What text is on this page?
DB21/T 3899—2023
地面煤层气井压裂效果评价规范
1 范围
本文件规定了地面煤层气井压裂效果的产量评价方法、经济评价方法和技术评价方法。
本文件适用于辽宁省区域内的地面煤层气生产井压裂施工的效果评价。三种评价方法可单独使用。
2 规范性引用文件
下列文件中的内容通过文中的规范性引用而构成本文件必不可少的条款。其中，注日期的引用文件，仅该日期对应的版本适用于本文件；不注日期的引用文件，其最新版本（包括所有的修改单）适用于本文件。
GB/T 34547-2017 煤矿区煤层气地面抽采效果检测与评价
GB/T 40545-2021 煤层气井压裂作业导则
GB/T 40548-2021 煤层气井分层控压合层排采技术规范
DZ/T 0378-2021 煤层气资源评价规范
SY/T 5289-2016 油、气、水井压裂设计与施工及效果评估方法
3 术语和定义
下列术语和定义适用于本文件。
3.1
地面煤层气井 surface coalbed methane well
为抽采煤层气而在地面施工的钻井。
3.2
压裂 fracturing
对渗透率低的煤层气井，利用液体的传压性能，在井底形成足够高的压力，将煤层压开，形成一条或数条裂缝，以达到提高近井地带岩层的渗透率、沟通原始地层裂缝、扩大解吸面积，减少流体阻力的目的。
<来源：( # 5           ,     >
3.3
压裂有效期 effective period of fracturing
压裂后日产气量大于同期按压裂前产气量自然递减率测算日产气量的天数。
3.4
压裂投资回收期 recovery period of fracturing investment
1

The exercise:
Using the records above, find and show each line with the string "period".

Result of the exercise:
压裂有效期 effective period of fracturing
压裂投资回收期 recovery period of fracturing investment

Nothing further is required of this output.